Work task
Repeat the data below exactly. Include each line.

*****

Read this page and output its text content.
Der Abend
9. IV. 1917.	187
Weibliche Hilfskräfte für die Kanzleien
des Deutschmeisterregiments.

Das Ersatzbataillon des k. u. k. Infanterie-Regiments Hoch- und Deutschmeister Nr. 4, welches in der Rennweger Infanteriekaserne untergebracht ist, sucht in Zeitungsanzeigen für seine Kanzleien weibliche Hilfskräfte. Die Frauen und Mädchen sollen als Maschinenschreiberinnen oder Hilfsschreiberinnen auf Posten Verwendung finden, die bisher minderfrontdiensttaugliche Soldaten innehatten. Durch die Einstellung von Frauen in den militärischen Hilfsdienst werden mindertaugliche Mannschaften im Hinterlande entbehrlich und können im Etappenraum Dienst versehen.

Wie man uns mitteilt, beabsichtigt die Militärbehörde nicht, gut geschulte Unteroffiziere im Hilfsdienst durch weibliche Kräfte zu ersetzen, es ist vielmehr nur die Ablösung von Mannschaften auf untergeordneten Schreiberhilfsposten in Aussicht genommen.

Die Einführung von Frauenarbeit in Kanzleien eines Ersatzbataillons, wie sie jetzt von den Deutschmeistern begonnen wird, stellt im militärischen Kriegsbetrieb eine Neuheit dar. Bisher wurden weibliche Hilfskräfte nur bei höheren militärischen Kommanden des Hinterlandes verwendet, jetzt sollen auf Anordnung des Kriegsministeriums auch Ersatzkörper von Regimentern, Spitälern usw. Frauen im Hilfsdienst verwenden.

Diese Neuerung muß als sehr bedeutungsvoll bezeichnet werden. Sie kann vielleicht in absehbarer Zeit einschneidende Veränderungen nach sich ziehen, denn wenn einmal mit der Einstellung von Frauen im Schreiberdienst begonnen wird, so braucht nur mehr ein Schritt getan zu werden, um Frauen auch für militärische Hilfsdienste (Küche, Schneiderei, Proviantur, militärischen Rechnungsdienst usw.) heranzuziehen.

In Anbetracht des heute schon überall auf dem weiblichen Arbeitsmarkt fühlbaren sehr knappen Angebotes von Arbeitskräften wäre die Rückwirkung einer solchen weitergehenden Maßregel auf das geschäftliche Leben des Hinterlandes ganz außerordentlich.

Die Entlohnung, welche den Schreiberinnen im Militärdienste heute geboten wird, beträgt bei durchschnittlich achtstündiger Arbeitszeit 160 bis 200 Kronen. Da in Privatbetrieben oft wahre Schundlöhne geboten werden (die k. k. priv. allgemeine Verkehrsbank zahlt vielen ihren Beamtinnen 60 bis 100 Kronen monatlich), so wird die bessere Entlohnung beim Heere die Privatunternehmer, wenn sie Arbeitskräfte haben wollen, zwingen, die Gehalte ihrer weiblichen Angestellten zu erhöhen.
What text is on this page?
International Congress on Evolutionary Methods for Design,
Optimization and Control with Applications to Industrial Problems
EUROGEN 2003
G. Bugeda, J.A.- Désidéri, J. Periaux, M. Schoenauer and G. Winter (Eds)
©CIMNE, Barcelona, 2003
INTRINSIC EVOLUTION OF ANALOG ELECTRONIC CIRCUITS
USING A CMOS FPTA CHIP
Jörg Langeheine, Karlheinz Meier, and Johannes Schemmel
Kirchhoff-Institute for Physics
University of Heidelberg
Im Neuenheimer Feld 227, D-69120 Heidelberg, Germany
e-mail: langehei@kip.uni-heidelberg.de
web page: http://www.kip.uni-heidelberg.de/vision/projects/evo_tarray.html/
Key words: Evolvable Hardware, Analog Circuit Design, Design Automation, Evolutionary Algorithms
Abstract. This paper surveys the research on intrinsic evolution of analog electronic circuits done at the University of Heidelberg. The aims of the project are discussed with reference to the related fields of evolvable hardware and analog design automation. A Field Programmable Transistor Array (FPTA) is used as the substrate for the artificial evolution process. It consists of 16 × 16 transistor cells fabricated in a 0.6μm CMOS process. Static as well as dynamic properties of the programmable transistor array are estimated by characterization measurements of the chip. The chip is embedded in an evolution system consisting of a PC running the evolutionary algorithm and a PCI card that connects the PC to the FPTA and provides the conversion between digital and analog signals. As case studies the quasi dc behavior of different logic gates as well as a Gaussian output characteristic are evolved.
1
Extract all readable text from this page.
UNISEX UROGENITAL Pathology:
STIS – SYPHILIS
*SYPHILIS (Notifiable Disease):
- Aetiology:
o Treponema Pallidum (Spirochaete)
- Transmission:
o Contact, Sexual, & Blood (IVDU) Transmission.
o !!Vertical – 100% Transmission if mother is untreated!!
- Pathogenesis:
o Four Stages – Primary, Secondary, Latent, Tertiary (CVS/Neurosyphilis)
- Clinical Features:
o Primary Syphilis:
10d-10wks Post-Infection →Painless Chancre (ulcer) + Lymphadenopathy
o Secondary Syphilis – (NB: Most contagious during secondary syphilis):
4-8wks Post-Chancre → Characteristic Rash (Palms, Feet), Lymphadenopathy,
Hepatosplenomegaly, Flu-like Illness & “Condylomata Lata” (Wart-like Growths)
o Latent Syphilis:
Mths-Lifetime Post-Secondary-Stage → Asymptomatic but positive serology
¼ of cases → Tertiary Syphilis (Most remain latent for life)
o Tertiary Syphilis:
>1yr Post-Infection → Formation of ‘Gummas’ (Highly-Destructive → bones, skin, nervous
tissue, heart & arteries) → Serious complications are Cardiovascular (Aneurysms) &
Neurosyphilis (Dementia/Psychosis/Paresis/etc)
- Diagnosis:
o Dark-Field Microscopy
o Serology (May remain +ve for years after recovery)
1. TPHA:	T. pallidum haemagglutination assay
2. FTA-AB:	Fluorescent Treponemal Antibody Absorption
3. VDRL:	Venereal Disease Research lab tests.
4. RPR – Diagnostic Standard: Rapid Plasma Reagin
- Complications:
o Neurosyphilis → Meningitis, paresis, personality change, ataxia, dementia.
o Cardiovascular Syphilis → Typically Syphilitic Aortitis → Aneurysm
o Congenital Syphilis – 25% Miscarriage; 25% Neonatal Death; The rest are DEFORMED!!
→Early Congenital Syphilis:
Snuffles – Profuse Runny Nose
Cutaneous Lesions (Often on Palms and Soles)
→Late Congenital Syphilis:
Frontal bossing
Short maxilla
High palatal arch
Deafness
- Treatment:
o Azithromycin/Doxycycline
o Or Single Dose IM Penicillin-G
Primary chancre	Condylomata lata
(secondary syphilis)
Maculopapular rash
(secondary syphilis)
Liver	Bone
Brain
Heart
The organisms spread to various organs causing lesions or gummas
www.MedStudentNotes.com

*****

Answer space
Read this page and output its text content.
Der Abend
9. IV. 1917.	187
Weibliche Hilfskräfte für die Kanzleien
des Deutschmeisterregiments.

Das Ersatzbataillon des k. u. k. Infanterie-Regiments Hoch- und Deutschmeister Nr. 4, welches in der Rennweger Infanteriekaserne untergebracht ist, sucht in Zeitungsanzeigen für seine Kanzleien weibliche Hilfskräfte. Die Frauen und Mädchen sollen als Maschinenschreiberinnen oder Hilfsschreiberinnen auf Posten Verwendung finden, die bisher minderfrontdiensttaugliche Soldaten innehatten. Durch die Einstellung von Frauen in den militärischen Hilfsdienst werden mindertaugliche Mannschaften im Hinterlande entbehrlich und können im Etappenraum Dienst versehen.

Wie man uns mitteilt, beabsichtigt die Militärbehörde nicht, gut geschulte Unteroffiziere im Hilfsdienst durch weibliche Kräfte zu ersetzen, es ist vielmehr nur die Ablösung von Mannschaften auf untergeordneten Schreiberhilfsposten in Aussicht genommen.

Die Einführung von Frauenarbeit in Kanzleien eines Ersatzbataillons, wie sie jetzt von den Deutschmeistern begonnen wird, stellt im militärischen Kriegsbetrieb eine Neuheit dar. Bisher wurden weibliche Hilfskräfte nur bei höheren militärischen Kommanden des Hinterlandes verwendet, jetzt sollen auf Anordnung des Kriegsministeriums auch Ersatzkörper von Regimentern, Spitälern usw. Frauen im Hilfsdienst verwenden.

Diese Neuerung muß als sehr bedeutungsvoll bezeichnet werden. Sie kann vielleicht in absehbarer Zeit einschneidende Veränderungen nach sich ziehen, denn wenn einmal mit der Einstellung von Frauen im Schreiberdienst begonnen wird, so braucht nur mehr ein Schritt getan zu werden, um Frauen auch für militärische Hilfsdienste (Küche, Schneiderei, Proviantur, militärischen Rechnungsdienst usw.) heranzuziehen.

In Anbetracht des heute schon überall auf dem weiblichen Arbeitsmarkt fühlbaren sehr knappen Angebotes von Arbeitskräften wäre die Rückwirkung einer solchen weitergehenden Maßregel auf das geschäftliche Leben des Hinterlandes ganz außerordentlich.

Die Entlohnung, welche den Schreiberinnen im Militärdienste heute geboten wird, beträgt bei durchschnittlich achtstündiger Arbeitszeit 160 bis 200 Kronen. Da in Privatbetrieben oft wahre Schundlöhne geboten werden (die k. k. priv. allgemeine Verkehrsbank zahlt vielen ihren Beamtinnen 60 bis 100 Kronen monatlich), so wird die bessere Entlohnung beim Heere die Privatunternehmer, wenn sie Arbeitskräfte haben wollen, zwingen, die Gehalte ihrer weiblichen Angestellten zu erhöhen.
What text is on this page?
International Congress on Evolutionary Methods for Design,
Optimization and Control with Applications to Industrial Problems
EUROGEN 2003
G. Bugeda, J.A.- Désidéri, J. Periaux, M. Schoenauer and G. Winter (Eds)
©CIMNE, Barcelona, 2003
INTRINSIC EVOLUTION OF ANALOG ELECTRONIC CIRCUITS
USING A CMOS FPTA CHIP
Jörg Langeheine, Karlheinz Meier, and Johannes Schemmel
Kirchhoff-Institute for Physics
University of Heidelberg
Im Neuenheimer Feld 227, D-69120 Heidelberg, Germany
e-mail: langehei@kip.uni-heidelberg.de
web page: http://www.kip.uni-heidelberg.de/vision/projects/evo_tarray.html/
Key words: Evolvable Hardware, Analog Circuit Design, Design Automation, Evolutionary Algorithms
Abstract. This paper surveys the research on intrinsic evolution of analog electronic circuits done at the University of Heidelberg. The aims of the project are discussed with reference to the related fields of evolvable hardware and analog design automation. A Field Programmable Transistor Array (FPTA) is used as the substrate for the artificial evolution process. It consists of 16 × 16 transistor cells fabricated in a 0.6μm CMOS process. Static as well as dynamic properties of the programmable transistor array are estimated by characterization measurements of the chip. The chip is embedded in an evolution system consisting of a PC running the evolutionary algorithm and a PCI card that connects the PC to the FPTA and provides the conversion between digital and analog signals. As case studies the quasi dc behavior of different logic gates as well as a Gaussian output characteristic are evolved.
1
Extract all readable text from this page.
UNISEX UROGENITAL Pathology:
STIS – SYPHILIS
*SYPHILIS (Notifiable Disease):
- Aetiology:
o Treponema Pallidum (Spirochaete)
- Transmission:
o Contact, Sexual, & Blood (IVDU) Transmission.
o !!Vertical – 100% Transmission if mother is untreated!!
- Pathogenesis:
o Four Stages – Primary, Secondary, Latent, Tertiary (CVS/Neurosyphilis)
- Clinical Features:
o Primary Syphilis:
10d-10wks Post-Infection →Painless Chancre (ulcer) + Lymphadenopathy
o Secondary Syphilis – (NB: Most contagious during secondary syphilis):
4-8wks Post-Chancre → Characteristic Rash (Palms, Feet), Lymphadenopathy,
Hepatosplenomegaly, Flu-like Illness & “Condylomata Lata” (Wart-like Growths)
o Latent Syphilis:
Mths-Lifetime Post-Secondary-Stage → Asymptomatic but positive serology
¼ of cases → Tertiary Syphilis (Most remain latent for life)
o Tertiary Syphilis:
>1yr Post-Infection → Formation of ‘Gummas’ (Highly-Destructive → bones, skin, nervous
tissue, heart & arteries) → Serious complications are Cardiovascular (Aneurysms) &
Neurosyphilis (Dementia/Psychosis/Paresis/etc)
- Diagnosis:
o Dark-Field Microscopy
o Serology (May remain +ve for years after recovery)
1. TPHA:	T. pallidum haemagglutination assay
2. FTA-AB:	Fluorescent Treponemal Antibody Absorption
3. VDRL:	Venereal Disease Research lab tests.
4. RPR – Diagnostic Standard: Rapid Plasma Reagin
- Complications:
o Neurosyphilis → Meningitis, paresis, personality change, ataxia, dementia.
o Cardiovascular Syphilis → Typically Syphilitic Aortitis → Aneurysm
o Congenital Syphilis – 25% Miscarriage; 25% Neonatal Death; The rest are DEFORMED!!
→Early Congenital Syphilis:
Snuffles – Profuse Runny Nose
Cutaneous Lesions (Often on Palms and Soles)
→Late Congenital Syphilis:
Frontal bossing
Short maxilla
High palatal arch
Deafness
- Treatment:
o Azithromycin/Doxycycline
o Or Single Dose IM Penicillin-G
Primary chancre	Condylomata lata
(secondary syphilis)
Maculopapular rash
(secondary syphilis)
Liver	Bone
Brain
Heart
The organisms spread to various organs causing lesions or gummas
www.MedStudentNotes.com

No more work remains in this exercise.